- _WHAT YOU NEED TO DO_
Below are some entries. Copy each line that holds the string "this".

Dataset records:
* * *
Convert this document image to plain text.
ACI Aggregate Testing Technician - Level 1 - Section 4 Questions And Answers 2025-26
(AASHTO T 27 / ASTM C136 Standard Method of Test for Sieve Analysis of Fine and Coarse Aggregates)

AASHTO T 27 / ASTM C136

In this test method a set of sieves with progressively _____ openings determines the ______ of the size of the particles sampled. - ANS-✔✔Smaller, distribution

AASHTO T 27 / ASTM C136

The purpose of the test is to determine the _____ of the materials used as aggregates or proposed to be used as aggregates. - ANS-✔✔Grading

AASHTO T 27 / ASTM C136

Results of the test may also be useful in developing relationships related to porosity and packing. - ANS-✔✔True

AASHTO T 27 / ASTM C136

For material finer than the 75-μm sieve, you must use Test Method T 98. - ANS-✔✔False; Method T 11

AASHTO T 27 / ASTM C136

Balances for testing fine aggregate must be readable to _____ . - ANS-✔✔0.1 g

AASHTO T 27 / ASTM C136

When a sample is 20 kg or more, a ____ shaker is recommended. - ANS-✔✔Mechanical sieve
* * *
- _THE RESPONSE_
Convert this document image to plain text.
In this test method a set of sieves with progressively _____ openings determines the ______ of the size of the particles sampled. - ANS-✔✔Smaller, distribution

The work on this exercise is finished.